(PASSAGE TO READ):
So, where does “perversion” fit within this frame? The encounter with the extra-ordinary is an encounter with the real that reveals the contradiction that lies at the heart of the political. Extra-ordinariness suggests the embodiment of the real within the socio-political milieu; this is where the extra-ordinary subject incarnates the impossible object. Nonetheless, it suggests a fantasmatic strategy of incorporating the real in the symbolic, as an alternative to the encircling of the real through sublimation. In sublimation we still have an (artistic) object standing for the object a, so the lack in the subject is still there, whereas in extra-ordinariness the subject occupies the locus of the object a, in an ephemeral eradication of his/her lack. Extra-ordinariness may not be a condition that subverts or transforms socio-political relations, yet it can have a certain political significance. Rather than a direct confrontation with the impossible, it suggests a fantasmatic embracing of the impossible in its inexpressible totality, which can be perceived as a utopian aspiration.

Following Žižek or Badiou’s contemporary views, the extra-ordinary gesture is not qualified as an authentic utopian act, because it does not traverse fantasy, it does not rewrite social conditions. It is well known that Žižek prioritizes the negativeness of the real in his rhetoric, something that outstrips any positive imaginary or symbolic reflection in his work. But this entails the risk of neglecting the equal importance of all three registers for subjectivity. The imaginary constitutes an essential motive force for any drastic action to take place, as long as the symbolic limit is not thwarted. It is also what keeps us humane and sustains our relation to the other.

(STORED RECORDS):
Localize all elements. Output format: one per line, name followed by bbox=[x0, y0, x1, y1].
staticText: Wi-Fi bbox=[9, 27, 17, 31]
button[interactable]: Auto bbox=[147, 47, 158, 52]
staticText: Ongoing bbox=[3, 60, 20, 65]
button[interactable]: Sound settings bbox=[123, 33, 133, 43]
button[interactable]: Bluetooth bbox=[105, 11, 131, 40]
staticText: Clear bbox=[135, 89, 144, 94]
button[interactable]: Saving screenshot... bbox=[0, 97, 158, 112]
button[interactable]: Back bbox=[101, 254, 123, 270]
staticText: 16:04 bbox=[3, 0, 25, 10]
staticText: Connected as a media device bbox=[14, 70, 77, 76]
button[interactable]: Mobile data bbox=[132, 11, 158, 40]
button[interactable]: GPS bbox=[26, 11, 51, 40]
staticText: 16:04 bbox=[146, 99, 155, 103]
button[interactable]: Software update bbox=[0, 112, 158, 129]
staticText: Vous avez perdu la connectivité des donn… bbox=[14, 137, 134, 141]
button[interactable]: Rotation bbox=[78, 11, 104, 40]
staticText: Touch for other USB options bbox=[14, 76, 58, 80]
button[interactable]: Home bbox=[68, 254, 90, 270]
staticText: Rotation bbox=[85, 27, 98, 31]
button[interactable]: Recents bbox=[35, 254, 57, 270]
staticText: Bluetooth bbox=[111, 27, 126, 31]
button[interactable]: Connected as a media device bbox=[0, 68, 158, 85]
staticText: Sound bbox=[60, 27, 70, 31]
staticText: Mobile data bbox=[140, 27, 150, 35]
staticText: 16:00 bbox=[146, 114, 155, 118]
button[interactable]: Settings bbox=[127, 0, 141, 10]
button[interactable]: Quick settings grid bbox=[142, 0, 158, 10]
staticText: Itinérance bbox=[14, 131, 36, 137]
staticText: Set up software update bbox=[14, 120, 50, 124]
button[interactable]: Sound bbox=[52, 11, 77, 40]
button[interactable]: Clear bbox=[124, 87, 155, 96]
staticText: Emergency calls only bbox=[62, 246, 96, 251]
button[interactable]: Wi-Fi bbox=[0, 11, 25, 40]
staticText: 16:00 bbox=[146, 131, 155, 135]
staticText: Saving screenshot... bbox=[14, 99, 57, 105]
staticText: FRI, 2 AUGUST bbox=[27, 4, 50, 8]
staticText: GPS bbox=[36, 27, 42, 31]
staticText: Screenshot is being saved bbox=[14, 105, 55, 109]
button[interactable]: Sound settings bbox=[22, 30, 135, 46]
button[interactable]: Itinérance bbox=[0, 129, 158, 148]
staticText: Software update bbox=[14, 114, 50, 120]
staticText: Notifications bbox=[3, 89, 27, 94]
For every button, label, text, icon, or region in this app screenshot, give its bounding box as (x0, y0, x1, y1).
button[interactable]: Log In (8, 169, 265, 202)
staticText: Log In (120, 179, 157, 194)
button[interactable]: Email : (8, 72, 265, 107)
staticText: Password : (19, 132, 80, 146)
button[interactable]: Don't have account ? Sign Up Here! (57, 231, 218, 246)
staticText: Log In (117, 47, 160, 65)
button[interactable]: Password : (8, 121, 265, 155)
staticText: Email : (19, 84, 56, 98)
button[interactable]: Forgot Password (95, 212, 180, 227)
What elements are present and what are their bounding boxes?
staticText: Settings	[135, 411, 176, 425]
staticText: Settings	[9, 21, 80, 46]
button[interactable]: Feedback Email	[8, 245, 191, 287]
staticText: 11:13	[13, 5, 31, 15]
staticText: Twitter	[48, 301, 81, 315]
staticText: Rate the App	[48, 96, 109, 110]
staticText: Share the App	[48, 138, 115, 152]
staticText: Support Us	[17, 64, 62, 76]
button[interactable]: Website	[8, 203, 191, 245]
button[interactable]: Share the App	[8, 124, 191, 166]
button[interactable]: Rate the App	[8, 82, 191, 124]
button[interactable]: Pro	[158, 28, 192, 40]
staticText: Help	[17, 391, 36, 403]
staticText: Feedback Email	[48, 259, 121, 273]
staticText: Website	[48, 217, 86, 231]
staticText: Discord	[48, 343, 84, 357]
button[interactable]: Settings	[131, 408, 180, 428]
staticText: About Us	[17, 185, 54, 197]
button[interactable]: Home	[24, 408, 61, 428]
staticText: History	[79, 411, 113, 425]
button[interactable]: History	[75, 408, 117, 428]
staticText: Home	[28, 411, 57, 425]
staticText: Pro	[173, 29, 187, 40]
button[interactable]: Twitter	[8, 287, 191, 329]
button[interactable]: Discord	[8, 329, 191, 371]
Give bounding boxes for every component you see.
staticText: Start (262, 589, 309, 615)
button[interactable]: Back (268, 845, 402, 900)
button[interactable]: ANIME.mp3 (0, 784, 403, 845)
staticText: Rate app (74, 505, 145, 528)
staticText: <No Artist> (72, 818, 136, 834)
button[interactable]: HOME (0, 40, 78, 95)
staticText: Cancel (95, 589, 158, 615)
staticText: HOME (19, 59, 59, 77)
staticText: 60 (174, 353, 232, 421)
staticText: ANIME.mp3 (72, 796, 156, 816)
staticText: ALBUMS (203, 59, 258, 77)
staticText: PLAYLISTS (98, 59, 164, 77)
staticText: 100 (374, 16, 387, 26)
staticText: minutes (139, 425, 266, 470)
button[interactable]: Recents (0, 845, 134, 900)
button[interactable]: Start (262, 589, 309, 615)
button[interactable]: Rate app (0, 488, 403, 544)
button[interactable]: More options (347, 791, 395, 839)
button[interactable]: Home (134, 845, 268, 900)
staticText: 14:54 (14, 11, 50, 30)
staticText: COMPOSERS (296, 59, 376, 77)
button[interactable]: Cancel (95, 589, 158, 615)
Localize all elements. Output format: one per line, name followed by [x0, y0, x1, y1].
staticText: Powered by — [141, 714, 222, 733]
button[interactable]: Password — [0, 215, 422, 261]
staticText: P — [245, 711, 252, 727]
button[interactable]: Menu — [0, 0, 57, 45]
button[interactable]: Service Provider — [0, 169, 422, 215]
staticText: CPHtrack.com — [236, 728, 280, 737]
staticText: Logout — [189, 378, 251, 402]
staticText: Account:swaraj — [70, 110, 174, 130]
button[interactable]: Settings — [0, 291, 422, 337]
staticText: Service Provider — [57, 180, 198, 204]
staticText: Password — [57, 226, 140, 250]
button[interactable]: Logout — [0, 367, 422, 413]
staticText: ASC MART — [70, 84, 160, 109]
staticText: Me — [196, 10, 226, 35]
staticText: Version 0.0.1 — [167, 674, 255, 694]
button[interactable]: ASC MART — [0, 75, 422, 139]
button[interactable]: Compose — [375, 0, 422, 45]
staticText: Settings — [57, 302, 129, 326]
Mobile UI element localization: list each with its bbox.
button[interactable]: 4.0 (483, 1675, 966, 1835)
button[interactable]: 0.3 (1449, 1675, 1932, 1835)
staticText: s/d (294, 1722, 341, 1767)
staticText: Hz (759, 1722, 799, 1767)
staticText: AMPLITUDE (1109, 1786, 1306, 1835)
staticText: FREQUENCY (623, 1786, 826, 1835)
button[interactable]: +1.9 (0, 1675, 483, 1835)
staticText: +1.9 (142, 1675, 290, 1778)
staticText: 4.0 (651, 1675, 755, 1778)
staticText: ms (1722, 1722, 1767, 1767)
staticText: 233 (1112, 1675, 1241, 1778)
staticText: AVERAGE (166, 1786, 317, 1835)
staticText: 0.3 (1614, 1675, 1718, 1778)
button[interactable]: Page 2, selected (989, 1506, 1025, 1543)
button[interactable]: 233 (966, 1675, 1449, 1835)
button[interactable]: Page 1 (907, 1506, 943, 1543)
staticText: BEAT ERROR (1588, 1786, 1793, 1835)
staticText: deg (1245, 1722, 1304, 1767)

(JOBS):
A – In the passage on extra-ordinariness, what does Žižek prioritize in his rhetoric?
B – According to the passage on extra-ordinariness, what does the imaginary do? List every role the passage gives it.

(RESPONSE LIST):
A – He prioritizes the negativeness of the real.

B –
- It constitutes an essential motive force for any drastic action to take place.
- It keeps us humane.
- It sustains our relation to the other.